**Your task**: Return the lines below word for word, changing nothing.

**The input**:

* * *

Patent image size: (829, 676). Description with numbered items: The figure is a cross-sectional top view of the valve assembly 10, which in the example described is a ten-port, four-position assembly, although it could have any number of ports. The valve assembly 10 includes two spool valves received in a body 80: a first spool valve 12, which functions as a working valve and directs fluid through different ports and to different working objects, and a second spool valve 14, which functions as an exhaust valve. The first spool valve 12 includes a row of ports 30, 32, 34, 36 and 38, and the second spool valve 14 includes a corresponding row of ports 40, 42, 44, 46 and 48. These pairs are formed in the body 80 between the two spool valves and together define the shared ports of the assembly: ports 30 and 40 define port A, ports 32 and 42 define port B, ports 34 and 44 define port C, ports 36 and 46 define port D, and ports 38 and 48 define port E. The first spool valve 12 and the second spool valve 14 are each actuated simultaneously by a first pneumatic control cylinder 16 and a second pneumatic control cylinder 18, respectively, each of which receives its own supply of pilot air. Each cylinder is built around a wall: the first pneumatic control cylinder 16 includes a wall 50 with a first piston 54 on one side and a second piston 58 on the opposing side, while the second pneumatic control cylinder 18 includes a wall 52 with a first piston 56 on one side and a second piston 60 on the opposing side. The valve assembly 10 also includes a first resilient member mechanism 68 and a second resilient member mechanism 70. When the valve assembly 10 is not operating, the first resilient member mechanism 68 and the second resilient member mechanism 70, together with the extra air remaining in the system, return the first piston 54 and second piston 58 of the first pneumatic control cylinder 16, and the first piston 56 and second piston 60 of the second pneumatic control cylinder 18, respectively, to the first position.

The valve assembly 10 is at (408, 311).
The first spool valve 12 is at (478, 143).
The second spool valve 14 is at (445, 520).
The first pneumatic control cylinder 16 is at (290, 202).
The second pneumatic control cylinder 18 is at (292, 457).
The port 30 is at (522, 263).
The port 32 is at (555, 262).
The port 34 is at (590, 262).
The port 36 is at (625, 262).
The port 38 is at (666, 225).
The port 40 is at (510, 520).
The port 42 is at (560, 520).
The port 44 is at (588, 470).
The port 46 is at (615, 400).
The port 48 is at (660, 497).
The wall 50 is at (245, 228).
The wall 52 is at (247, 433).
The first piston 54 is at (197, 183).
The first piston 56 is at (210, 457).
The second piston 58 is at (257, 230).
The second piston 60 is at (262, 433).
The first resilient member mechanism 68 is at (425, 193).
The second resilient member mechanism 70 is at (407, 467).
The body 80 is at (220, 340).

* * *

**Exercise response**:
Patent image size: (829, 676). Description with numbered items: The figure is a cross-sectional top view of the valve assembly 10, which in the example described is a ten-port, four-position assembly, although it could have any number of ports. The valve assembly 10 includes two spool valves received in a body 80: a first spool valve 12, which functions as a working valve and directs fluid through different ports and to different working objects, and a second spool valve 14, which functions as an exhaust valve. The first spool valve 12 includes a row of ports 30, 32, 34, 36 and 38, and the second spool valve 14 includes a corresponding row of ports 40, 42, 44, 46 and 48. These pairs are formed in the body 80 between the two spool valves and together define the shared ports of the assembly: ports 30 and 40 define port A, ports 32 and 42 define port B, ports 34 and 44 define port C, ports 36 and 46 define port D, and ports 38 and 48 define port E. The first spool valve 12 and the second spool valve 14 are each actuated simultaneously by a first pneumatic control cylinder 16 and a second pneumatic control cylinder 18, respectively, each of which receives its own supply of pilot air. Each cylinder is built around a wall: the first pneumatic control cylinder 16 includes a wall 50 with a first piston 54 on one side and a second piston 58 on the opposing side, while the second pneumatic control cylinder 18 includes a wall 52 with a first piston 56 on one side and a second piston 60 on the opposing side. The valve assembly 10 also includes a first resilient member mechanism 68 and a second resilient member mechanism 70. When the valve assembly 10 is not operating, the first resilient member mechanism 68 and the second resilient member mechanism 70, together with the extra air remaining in the system, return the first piston 54 and second piston 58 of the first pneumatic control cylinder 16, and the first piston 56 and second piston 60 of the second pneumatic control cylinder 18, respectively, to the first position.

The valve assembly 10 is at (408, 311).
The first spool valve 12 is at (478, 143).
The second spool valve 14 is at (445, 520).
The first pneumatic control cylinder 16 is at (290, 202).
The second pneumatic control cylinder 18 is at (292, 457).
The port 30 is at (522, 263).
The port 32 is at (555, 262).
The port 34 is at (590, 262).
The port 36 is at (625, 262).
The port 38 is at (666, 225).
The port 40 is at (510, 520).
The port 42 is at (560, 520).
The port 44 is at (588, 470).
The port 46 is at (615, 400).
The port 48 is at (660, 497).
The wall 50 is at (245, 228).
The wall 52 is at (247, 433).
The first piston 54 is at (197, 183).
The first piston 56 is at (210, 457).
The second piston 58 is at (257, 230).
The second piston 60 is at (262, 433).
The first resilient member mechanism 68 is at (425, 193).
The second resilient member mechanism 70 is at (407, 467).
The body 80 is at (220, 340).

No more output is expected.